TRECHO

Sunday, December 23, 2012

Dolores Duran fala aos Comunistas - 1955



Eu sou do samba-canção’ 

Entrevista com Dolores Duran publicada no periódico Imprensa Popular, jornal do Partido Comunista Brasileiro de 1955, pós-colapso cadíacao.

Os interpretes brasileiros são preteridos pelos estrangeiros

A símpática ‘estrêla’ fala sôbre os problemas dos radialistas [Texto na 2ª página]



DOLORES DURAN, REVOLTADA:  

‘Os músicos nacionais são preteridos pelos estrangeiros’

O caso do conjunto ‘Os Copacabana’ – o artista de radio ainda precisa de muita coisa – Influência estrangeira e orquestração moderna – ‘Precisamos de paz para desenvolver nossas atividades artísticas’, afirma a jovem canotra – Reportagem de Radio-Escuta.

TAREFAS DO EXERCÍCIO
[a] Traduza para o inglês esta frase da entrevista com Dolores Duran: "Os músicos nacionais são preteridos pelos estrangeiros".
[b] Estenda a entrevista com Dolores Duran, escrevendo a continuação a partir do ponto em que o trecho termina.

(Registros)
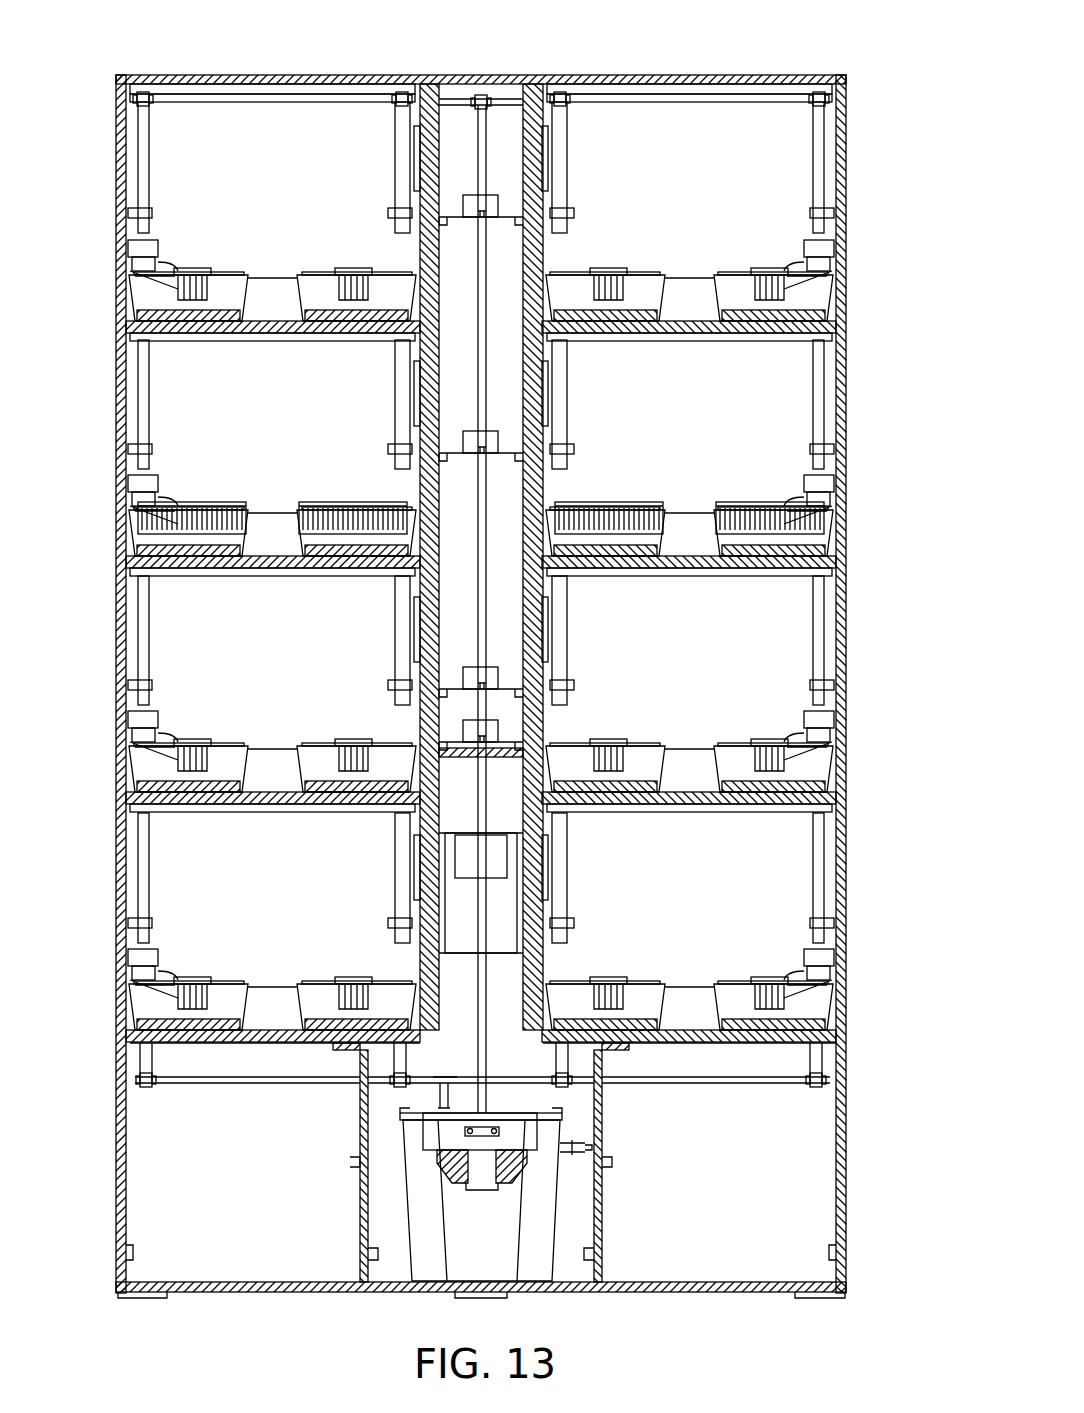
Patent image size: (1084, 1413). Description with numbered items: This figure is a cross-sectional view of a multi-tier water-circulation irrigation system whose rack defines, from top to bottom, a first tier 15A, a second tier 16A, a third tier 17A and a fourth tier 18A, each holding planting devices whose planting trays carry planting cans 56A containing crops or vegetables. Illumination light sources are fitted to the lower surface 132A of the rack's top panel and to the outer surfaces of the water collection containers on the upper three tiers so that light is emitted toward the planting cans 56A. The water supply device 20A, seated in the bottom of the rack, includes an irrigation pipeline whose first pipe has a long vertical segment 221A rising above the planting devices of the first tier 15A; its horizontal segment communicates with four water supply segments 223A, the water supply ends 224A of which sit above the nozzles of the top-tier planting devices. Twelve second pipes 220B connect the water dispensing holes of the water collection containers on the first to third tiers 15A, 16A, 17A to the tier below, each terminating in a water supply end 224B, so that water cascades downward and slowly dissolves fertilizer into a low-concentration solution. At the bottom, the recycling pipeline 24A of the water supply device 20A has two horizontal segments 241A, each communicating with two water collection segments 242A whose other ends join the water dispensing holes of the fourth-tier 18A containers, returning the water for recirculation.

The first tier 15A is at (852, 284).
The second tier 16A is at (852, 537).
The third tier 17A is at (852, 772).
The fourth tier 18A is at (852, 1007).
The water supply device 20A is at (566, 1226).
The recycling pipeline 24A is at (768, 1092).
The planting can 56A is at (185, 268).
The lower surface of the top panel 132A is at (712, 113).
The second pipe 220B is at (403, 383).
The vertical segment of the first pipe 221A is at (487, 142).
The water supply segment 223A is at (143, 156).
The water supply end 224A is at (143, 230).
The water supply end 224B is at (395, 455).
The horizontal segment 241A is at (265, 1082).
The water collection segment 242A is at (145, 1059).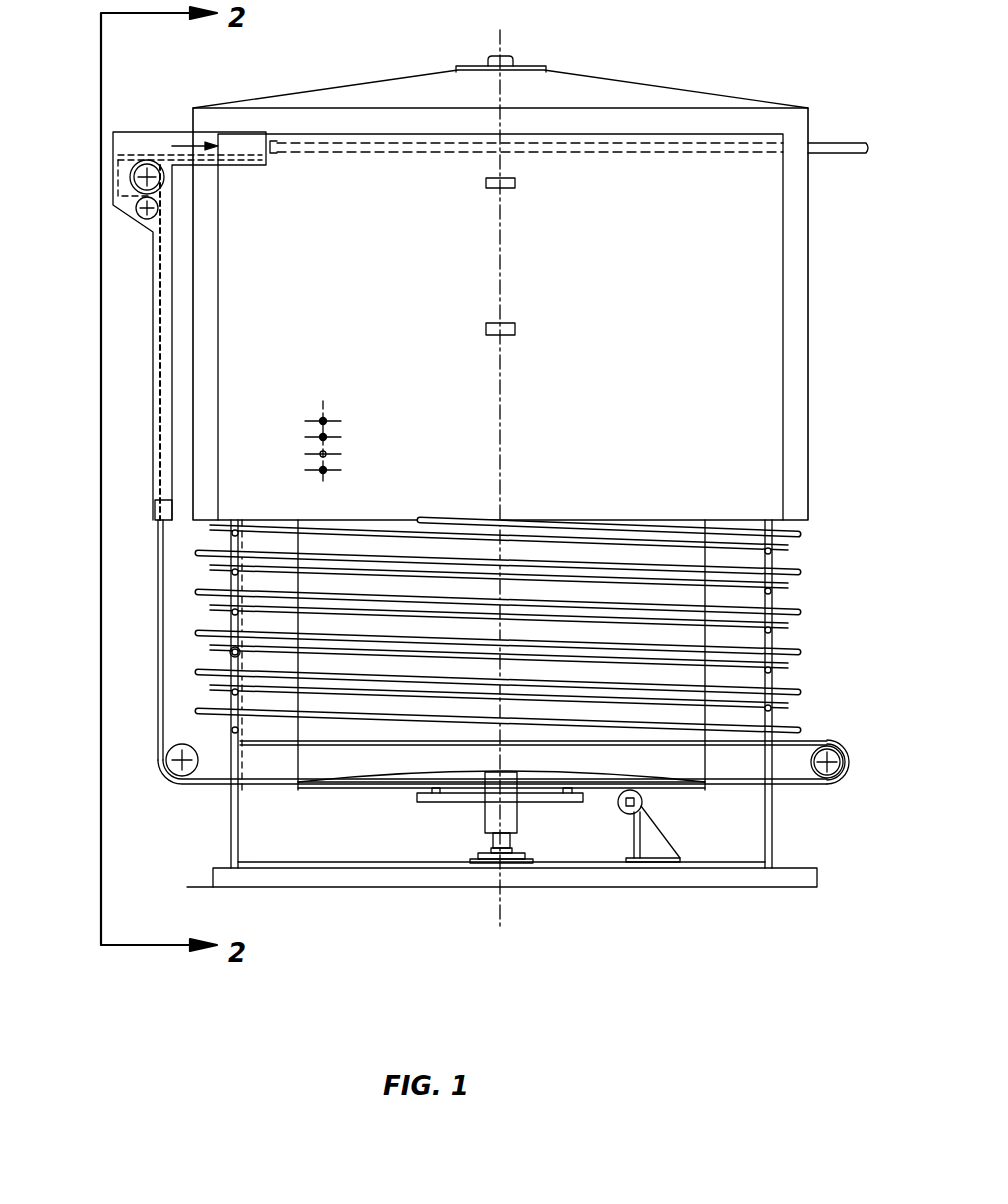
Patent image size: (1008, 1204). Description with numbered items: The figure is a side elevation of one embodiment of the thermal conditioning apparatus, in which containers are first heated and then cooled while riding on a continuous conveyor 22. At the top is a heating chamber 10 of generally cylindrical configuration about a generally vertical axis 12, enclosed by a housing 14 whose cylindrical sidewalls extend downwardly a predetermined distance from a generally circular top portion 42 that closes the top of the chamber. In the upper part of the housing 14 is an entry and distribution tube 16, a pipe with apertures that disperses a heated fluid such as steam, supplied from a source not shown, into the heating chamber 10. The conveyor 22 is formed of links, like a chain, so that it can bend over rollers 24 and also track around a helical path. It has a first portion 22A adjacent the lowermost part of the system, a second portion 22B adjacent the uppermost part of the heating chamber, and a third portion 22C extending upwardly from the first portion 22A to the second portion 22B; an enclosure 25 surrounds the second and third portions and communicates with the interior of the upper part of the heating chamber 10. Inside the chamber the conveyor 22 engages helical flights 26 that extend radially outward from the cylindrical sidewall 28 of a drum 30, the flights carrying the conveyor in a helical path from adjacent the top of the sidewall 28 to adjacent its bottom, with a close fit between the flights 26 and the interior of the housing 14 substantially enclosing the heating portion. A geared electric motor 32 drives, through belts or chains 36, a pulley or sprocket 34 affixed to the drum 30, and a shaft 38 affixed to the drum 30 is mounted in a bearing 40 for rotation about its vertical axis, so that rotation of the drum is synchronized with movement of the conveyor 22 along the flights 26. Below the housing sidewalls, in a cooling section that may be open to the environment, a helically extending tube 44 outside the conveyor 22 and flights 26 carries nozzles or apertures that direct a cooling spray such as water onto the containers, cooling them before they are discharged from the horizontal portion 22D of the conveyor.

The heating chamber 10 is at (822, 358).
The vertical axis 12 is at (500, 40).
The housing 14 is at (730, 218).
The entry and distribution tube 16 is at (655, 142).
The continuous conveyor 22 is at (650, 540).
The first portion of the conveyor 22A is at (215, 782).
The second portion of the conveyor 22B is at (166, 157).
The third portion of the conveyor 22C is at (160, 680).
The horizontal portion of the conveyor 22D is at (807, 740).
The rollers 24 is at (162, 180).
The enclosure 25 is at (153, 313).
The helical flights 26 is at (232, 580).
The cylindrical sidewall 28 is at (232, 545).
The drum 30 is at (358, 757).
The geared electric motor 32 is at (647, 793).
The pulley or sprocket 34 is at (533, 798).
The belts or chains 36 is at (633, 815).
The shaft 38 is at (485, 812).
The bearing 40 is at (477, 856).
The top portion 42 is at (338, 85).
The helically extending tube 44 is at (200, 594).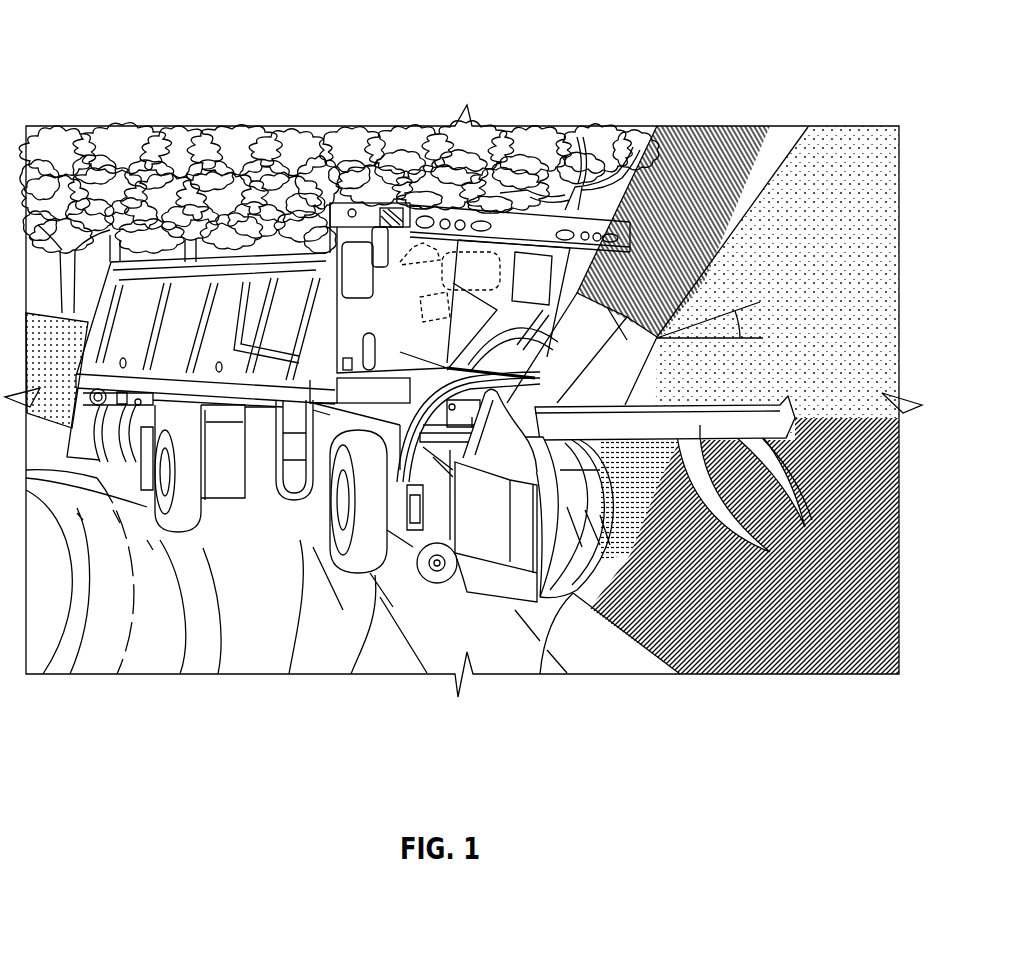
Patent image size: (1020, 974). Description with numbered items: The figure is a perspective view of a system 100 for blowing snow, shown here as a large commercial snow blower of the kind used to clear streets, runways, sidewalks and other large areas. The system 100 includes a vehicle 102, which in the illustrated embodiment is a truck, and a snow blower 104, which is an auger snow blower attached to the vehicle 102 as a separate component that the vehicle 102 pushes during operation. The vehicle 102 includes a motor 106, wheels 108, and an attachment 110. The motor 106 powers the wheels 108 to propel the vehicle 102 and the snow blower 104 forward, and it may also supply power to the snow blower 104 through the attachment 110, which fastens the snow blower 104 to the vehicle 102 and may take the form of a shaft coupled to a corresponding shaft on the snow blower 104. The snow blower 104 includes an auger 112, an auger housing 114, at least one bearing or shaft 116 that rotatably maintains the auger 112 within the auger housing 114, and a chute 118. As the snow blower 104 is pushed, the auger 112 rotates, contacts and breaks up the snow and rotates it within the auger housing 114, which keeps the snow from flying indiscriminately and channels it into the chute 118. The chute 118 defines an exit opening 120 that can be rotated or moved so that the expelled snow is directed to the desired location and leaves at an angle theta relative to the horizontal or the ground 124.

The system for blowing snow 100 is at (120, 86).
The vehicle 102 is at (350, 128).
The snow blower 104 is at (888, 313).
The motor 106 is at (316, 475).
The wheels 108 is at (356, 588).
The attachment 110 is at (329, 543).
The auger 112 is at (670, 650).
The auger housing 114 is at (600, 600).
The bearing or shaft 116 is at (548, 592).
The chute 118 is at (743, 127).
The exit opening 120 is at (593, 128).
The ground 124 is at (877, 672).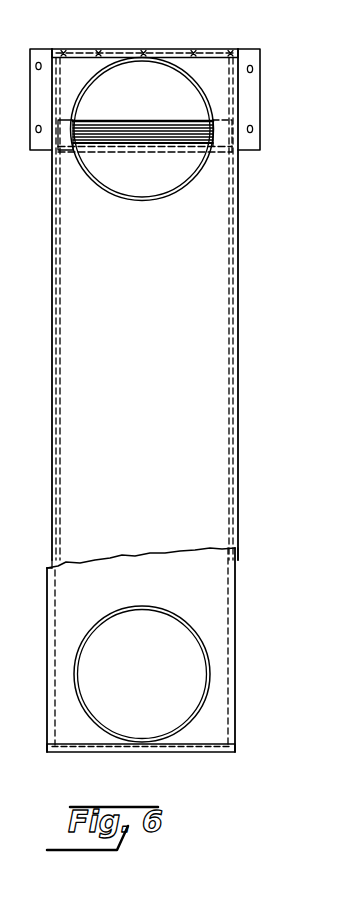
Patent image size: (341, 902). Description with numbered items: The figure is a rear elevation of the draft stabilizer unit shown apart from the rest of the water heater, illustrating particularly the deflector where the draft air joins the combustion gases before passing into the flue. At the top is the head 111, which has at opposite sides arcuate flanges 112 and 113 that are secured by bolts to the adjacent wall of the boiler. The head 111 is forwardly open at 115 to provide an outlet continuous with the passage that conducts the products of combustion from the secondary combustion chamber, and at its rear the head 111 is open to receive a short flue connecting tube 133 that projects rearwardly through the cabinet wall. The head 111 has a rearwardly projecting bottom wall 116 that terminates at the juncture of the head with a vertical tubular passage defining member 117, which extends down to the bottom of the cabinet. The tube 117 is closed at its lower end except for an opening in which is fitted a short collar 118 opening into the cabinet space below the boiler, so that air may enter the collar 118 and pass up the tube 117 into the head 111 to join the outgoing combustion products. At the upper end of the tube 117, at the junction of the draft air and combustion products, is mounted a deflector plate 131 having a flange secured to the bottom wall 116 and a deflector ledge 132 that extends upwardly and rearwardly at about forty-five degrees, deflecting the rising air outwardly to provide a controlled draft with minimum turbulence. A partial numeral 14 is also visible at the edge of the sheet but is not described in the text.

The head 111 is at (208, 52).
The arcuate flange 112 is at (42, 51).
The arcuate flange 113 is at (252, 51).
The forward opening 115 is at (108, 100).
The bottom wall 116 is at (192, 153).
The tubular passage defining member 117 is at (238, 332).
The collar 118 is at (160, 608).
The deflector plate 131 is at (145, 144).
The deflector ledge 132 is at (182, 100).
The flue connecting tube 133 is at (170, 200).
The numeral 14 is at (333, 442).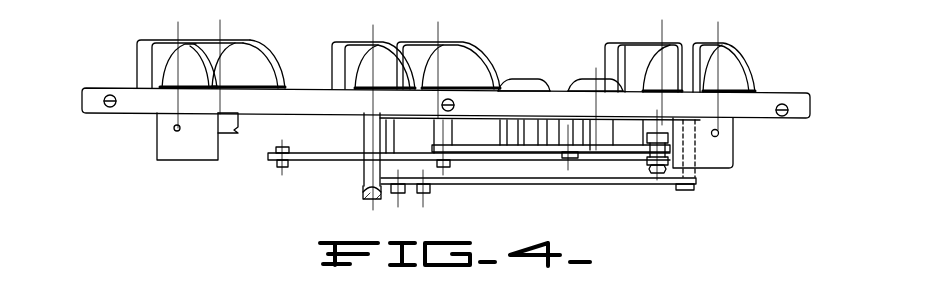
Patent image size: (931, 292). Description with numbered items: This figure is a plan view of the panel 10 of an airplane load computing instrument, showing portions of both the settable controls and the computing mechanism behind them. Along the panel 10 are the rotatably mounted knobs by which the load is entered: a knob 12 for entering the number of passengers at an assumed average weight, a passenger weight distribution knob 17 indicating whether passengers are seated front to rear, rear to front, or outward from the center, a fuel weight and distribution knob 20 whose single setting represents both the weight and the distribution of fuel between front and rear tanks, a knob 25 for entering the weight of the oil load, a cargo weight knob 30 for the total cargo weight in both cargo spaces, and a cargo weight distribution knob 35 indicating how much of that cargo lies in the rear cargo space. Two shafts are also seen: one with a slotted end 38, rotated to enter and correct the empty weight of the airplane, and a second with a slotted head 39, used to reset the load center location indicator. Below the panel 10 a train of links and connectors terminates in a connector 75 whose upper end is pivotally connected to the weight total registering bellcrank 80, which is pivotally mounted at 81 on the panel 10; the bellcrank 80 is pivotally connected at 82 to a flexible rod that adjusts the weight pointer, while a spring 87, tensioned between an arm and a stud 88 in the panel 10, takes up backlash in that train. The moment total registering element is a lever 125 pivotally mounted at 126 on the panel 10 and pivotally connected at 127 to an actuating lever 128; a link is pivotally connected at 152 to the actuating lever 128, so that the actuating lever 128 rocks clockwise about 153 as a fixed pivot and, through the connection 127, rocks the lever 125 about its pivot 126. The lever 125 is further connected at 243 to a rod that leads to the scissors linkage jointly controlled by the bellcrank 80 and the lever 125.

RESULTADOS ESPERADOS
[a] National musicians are passed over in favor of foreign ones.

[b]
‘Pode entrar. Eu estou vivinha. Ainda não foi dessa vez, disse-nos sorridente Adiléia Silva da Rocha. Quem é Adiléia Silva da Rocha? – estará perguntando o leitor. E nós responderemos que se trata de Dolores Duran, cantora que recentemente teve um enfarte do miocárdio, preocupando os seus fãs, colegas e amigos.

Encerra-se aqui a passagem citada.